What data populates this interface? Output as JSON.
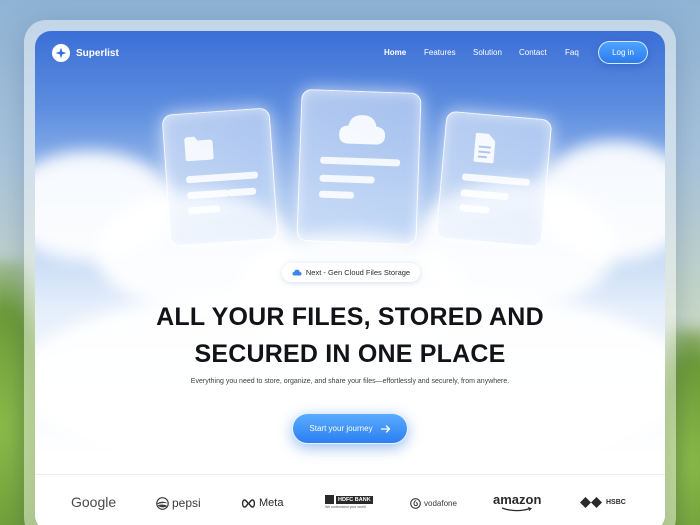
{
  "brand": {
    "name": "Superlist"
  },
  "nav": {
    "links": [
      "Home",
      "Features",
      "Solution",
      "Contact",
      "Faq"
    ],
    "login_label": "Log in"
  },
  "hero": {
    "badge": "Next - Gen Cloud Files Storage",
    "headline_line1": "ALL YOUR FILES, STORED AND",
    "headline_line2": "SECURED IN ONE PLACE",
    "subtitle": "Everything you need to store, organize, and share your files—effortlessly and securely, from anywhere.",
    "cta_label": "Start your journey"
  },
  "cards": [
    {
      "icon": "folder-icon"
    },
    {
      "icon": "cloud-icon"
    },
    {
      "icon": "document-icon"
    }
  ],
  "partners": {
    "google": "Google",
    "pepsi": "pepsi",
    "meta": "Meta",
    "hdfc": "HDFC BANK",
    "hdfc_tagline": "We understand your world",
    "vodafone": "vodafone",
    "amazon": "amazon",
    "hsbc": "HSBC"
  },
  "colors": {
    "accent": "#2b7ff2",
    "sky_top": "#3b6fd6",
    "text_dark": "#121318"
  }
}
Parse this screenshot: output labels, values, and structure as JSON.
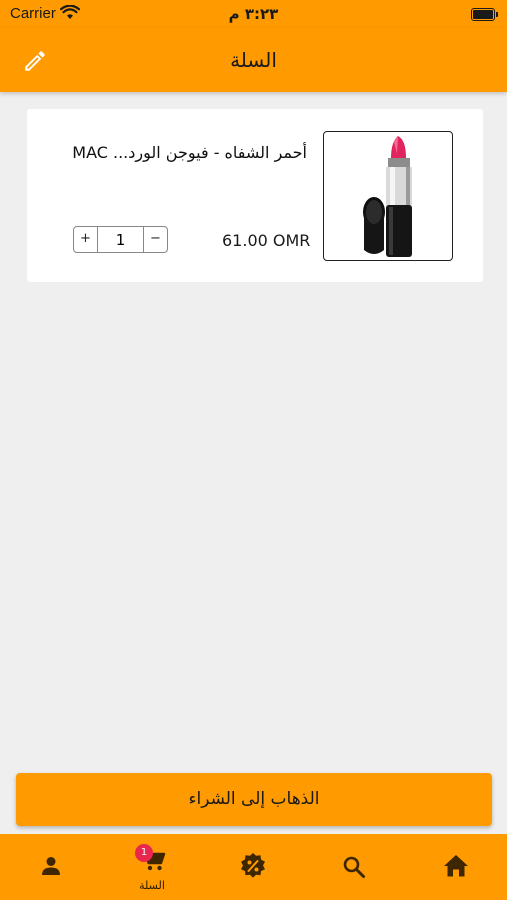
{
  "status_bar": {
    "carrier": "Carrier",
    "time": "٣:٢٣ م"
  },
  "header": {
    "title": "السلة"
  },
  "cart": {
    "items": [
      {
        "name": "أحمر الشفاه - فيوجن الورد... MAC",
        "price": "61.00  OMR",
        "quantity": "1",
        "plus_label": "+",
        "minus_label": "−"
      }
    ]
  },
  "checkout": {
    "label": "الذهاب إلى الشراء"
  },
  "tab_bar": {
    "cart_label": "السلة",
    "cart_badge": "1",
    "icons": [
      "user-icon",
      "cart-icon",
      "offers-icon",
      "search-icon",
      "home-icon"
    ]
  },
  "colors": {
    "accent": "#ff9a00",
    "background": "#efefef",
    "badge": "#e8264e"
  }
}
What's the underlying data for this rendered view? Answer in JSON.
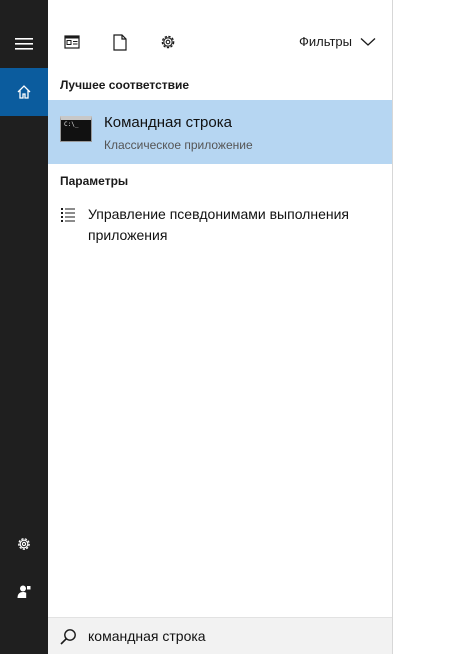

SHORT PROBLEM: Write every record out again exactly; no pictures belong in the copy.

SOLVED PROBLEM:
What data populates this interface? Output as JSON.
{
  "brand": {
    "name": "Superlist"
  },
  "nav": {
    "links": [
      "Home",
      "Features",
      "Solution",
      "Contact",
      "Faq"
    ],
    "login_label": "Log in"
  },
  "hero": {
    "badge": "Next - Gen Cloud Files Storage",
    "headline_line1": "ALL YOUR FILES, STORED AND",
    "headline_line2": "SECURED IN ONE PLACE",
    "subtitle": "Everything you need to store, organize, and share your files—effortlessly and securely, from anywhere.",
    "cta_label": "Start your journey"
  },
  "cards": [
    {
      "icon": "folder-icon"
    },
    {
      "icon": "cloud-icon"
    },
    {
      "icon": "document-icon"
    }
  ],
  "partners": {
    "google": "Google",
    "pepsi": "pepsi",
    "meta": "Meta",
    "hdfc": "HDFC BANK",
    "hdfc_tagline": "We understand your world",
    "vodafone": "vodafone",
    "amazon": "amazon",
    "hsbc": "HSBC"
  },
  "colors": {
    "accent": "#2b7ff2",
    "sky_top": "#3b6fd6",
    "text_dark": "#121318"
  }
}
Parse this screenshot: output labels, values, and structure as JSON.
{
  "status_bar": {
    "carrier": "Carrier",
    "time": "٣:٢٣ م"
  },
  "header": {
    "title": "السلة"
  },
  "cart": {
    "items": [
      {
        "name": "أحمر الشفاه - فيوجن الورد... MAC",
        "price": "61.00  OMR",
        "quantity": "1",
        "plus_label": "+",
        "minus_label": "−"
      }
    ]
  },
  "checkout": {
    "label": "الذهاب إلى الشراء"
  },
  "tab_bar": {
    "cart_label": "السلة",
    "cart_badge": "1",
    "icons": [
      "user-icon",
      "cart-icon",
      "offers-icon",
      "search-icon",
      "home-icon"
    ]
  },
  "colors": {
    "accent": "#ff9a00",
    "background": "#efefef",
    "badge": "#e8264e"
  }
}
What's the underlying data for this rendered view? Answer in JSON.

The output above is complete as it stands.